(TEXTO DE LA PÁGINA):
--

También existe otro factor que se ha convertido en la moneda de cambio de la competitividad: la velocidad. Hoy en día, la diferencia entre liderar o convertirse en un seguidor está, en parte, en la rapidez con la que una organización convierte esos datos en decisiones útiles.
En este sentido, la infraestructura también juega un papel determinante. Un sistema capaz de analizar millones de variables en segundos puede anticipar una rotura de stock, optimizar rutas logísticas o detectar un fraude antes de que ocurra. Y esa capacidad, que antes estaba reservada a gigantes tecnológicos, hoy está al alcance de empresas de cualquier tamaño siempre que apuesten por ella.
Se entiende bien con un ejemplo con el que todo el mundo está más o menos familiarizado: la Fórmula 1. No son los equipos los que recogen la información de los monoplazas, sino que es la propia F1 quien recopila y gestiona la información de todos los coches.
Estamos hablando de que se generan más de 500 terabytes de información en cada fin de semana de carreras y se envían a los equipos correspondientes para que puedan tomar decisiones a tiempo real. El fin de semana de un Gran Premio se procesan los datos a una escala y velocidad que rivaliza con algunos proyectos aeroespaciales, y toda esta tecnología tiene que estar protegida con estrictas medidas de ciberseguridad.
Y es que la infraestructura tecnológica que rodea a este deporte implica portátiles, monitores, tabletas y smartphones, pero también infraestructura blindada gracias a una combinación de expertos en seguridad, software avanzado y tecnología robusta. Todo este sistema evita fallos en la seguridad que podrían comprometer tanto la retransmisión del evento como una cantidad inmensa de datos confidenciales de todas las partes implicadas en este deporte.
Este ejemplo -y se pueden dar muchos otros- muestra que la infraestructura tecnológica no es solo un soporte que está en un sótano o en la nube: es un sistema vivo que conecta el núcleo con el extremo, el centro de datos con el último dispositivo que usa una persona para trabajar, como un portátil o un móvil corporativo, y que permite que la información se convierta en acción, valor y ventaja competitiva.
A esta ecuación se suma un factor ineludible: la sostenibilidad. En pocos años, la pregunta ya no será (solamente) cuánto cuesta un servidor, sino cuánta energía consume y qué vida útil tiene. Los centros de datos consumen altos niveles de energía (se estima que pueden llegar hasta 450-650 TWh en 2026), y su huella de carbono es un desafío creciente del que la industria es muy consciente. Eso, por no hablar de los niveles de consumo de agua, un tema también muy debatido recientemente.

--

(REGISTROS DE DATOS):
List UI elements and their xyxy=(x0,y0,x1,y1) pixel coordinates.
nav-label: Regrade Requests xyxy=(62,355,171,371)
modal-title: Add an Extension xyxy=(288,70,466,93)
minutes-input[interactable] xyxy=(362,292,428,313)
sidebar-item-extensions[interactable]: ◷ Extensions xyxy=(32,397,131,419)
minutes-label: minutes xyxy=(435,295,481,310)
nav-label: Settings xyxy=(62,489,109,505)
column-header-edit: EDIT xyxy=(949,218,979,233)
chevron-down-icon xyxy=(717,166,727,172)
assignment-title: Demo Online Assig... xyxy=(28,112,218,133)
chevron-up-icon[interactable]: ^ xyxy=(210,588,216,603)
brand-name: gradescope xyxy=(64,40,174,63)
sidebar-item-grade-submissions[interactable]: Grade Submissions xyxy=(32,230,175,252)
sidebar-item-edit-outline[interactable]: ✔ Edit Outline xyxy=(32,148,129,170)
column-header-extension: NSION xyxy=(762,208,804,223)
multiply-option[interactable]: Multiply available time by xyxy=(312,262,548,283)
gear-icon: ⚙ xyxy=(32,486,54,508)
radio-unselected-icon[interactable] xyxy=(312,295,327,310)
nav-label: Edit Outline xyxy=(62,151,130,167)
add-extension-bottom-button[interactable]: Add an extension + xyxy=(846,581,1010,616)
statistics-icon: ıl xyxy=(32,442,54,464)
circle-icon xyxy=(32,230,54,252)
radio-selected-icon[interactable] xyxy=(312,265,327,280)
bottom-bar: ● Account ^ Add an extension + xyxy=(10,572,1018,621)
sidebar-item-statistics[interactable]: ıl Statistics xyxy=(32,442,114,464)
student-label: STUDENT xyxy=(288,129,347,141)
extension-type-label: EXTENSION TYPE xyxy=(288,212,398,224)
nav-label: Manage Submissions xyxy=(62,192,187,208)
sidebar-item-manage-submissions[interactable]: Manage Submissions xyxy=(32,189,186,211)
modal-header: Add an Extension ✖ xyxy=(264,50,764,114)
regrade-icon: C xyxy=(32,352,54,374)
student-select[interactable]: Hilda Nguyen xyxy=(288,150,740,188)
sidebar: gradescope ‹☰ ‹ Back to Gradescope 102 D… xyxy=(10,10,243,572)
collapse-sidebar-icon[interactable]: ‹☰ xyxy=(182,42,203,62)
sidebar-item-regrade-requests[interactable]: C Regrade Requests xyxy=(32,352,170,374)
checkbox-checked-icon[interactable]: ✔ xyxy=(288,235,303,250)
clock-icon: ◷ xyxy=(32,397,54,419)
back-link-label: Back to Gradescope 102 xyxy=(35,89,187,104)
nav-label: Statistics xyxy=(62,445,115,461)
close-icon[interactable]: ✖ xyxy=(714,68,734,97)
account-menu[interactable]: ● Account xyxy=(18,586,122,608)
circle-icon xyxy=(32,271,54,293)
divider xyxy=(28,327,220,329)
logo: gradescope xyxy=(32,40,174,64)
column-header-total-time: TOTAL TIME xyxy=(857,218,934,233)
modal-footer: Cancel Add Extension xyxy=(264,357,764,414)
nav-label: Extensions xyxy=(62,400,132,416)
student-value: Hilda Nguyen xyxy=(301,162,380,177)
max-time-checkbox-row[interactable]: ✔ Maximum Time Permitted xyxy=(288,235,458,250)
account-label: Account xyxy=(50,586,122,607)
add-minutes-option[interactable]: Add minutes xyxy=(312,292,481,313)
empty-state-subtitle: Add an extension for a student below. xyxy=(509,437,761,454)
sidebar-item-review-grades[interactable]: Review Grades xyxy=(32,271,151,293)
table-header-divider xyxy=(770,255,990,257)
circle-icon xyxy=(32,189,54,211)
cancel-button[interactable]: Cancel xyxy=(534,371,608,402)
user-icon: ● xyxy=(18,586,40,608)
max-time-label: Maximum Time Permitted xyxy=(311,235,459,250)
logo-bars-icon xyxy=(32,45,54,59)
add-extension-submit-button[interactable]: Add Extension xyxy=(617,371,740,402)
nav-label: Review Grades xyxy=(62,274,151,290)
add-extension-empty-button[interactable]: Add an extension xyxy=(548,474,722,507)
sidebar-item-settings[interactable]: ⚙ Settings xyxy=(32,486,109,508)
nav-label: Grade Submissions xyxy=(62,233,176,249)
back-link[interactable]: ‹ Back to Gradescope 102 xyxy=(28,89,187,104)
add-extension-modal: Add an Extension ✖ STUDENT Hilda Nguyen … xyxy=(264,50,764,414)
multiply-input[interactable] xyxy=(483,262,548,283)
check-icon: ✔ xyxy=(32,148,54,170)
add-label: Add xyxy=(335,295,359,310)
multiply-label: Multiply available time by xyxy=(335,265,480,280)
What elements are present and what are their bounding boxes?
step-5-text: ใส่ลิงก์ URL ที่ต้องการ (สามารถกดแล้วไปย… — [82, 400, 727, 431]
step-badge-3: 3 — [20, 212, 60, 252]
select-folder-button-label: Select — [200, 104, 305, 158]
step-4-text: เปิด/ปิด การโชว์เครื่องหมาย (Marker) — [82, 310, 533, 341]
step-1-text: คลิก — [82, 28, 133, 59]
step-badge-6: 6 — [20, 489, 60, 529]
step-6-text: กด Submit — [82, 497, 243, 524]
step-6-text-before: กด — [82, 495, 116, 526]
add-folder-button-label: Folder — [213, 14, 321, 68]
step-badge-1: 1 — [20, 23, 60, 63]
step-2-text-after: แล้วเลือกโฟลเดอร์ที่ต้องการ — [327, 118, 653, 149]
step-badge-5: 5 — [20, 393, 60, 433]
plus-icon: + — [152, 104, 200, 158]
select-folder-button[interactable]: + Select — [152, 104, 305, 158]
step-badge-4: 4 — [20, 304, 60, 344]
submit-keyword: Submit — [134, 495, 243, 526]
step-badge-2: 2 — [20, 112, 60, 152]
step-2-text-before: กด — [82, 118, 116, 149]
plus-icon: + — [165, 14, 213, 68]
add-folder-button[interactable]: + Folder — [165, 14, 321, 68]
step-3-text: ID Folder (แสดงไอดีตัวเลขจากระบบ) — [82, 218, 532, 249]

--

(CONJUNTO DE TAREAS):
#1 Convierte en una lista breve el párrafo del texto sobre infraestructura tecnológica que empieza por "Estamos hablando de que se generan". Conserva sus datos principales.
#2 Según el texto sobre infraestructura tecnológica, ¿son correctas estas afirmaciones? Responde sí o no a cada una y cita las palabras del texto que lo deciden.
(a) La propia F1 recopila y gestiona la información de todos los coches.
(b) La capacidad de analizar millones de variables en segundos sigue reservada a los gigantes tecnológicos.
(c) Se estima que los centros de datos pueden llegar a consumir hasta 450-650 TWh en 2026.
#3 En el texto sobre infraestructura tecnológica, ¿cuánta información se genera en cada fin de semana de carreras de Fórmula 1?

(RESULTADOS ESPERADOS):
#1
- En cada fin de semana de carreras se generan más de 500 terabytes de información.
- Esa información se envía a los equipos para que tomen decisiones en tiempo real.
- Durante un Gran Premio, los datos se procesan a una escala y velocidad comparables a las de algunos proyectos aeroespaciales.
- Toda esa tecnología debe protegerse con estrictas medidas de ciberseguridad.

#2
(a) Sí: "es la propia F1 quien recopila y gestiona la información de todos los coches".
(b) No: "que antes estaba reservada a gigantes tecnológicos, hoy está al alcance de empresas de cualquier tamaño siempre que apuesten por ella".
(c) Sí: "se estima que pueden llegar hasta 450-650 TWh en 2026".

#3 Más de 500 terabytes.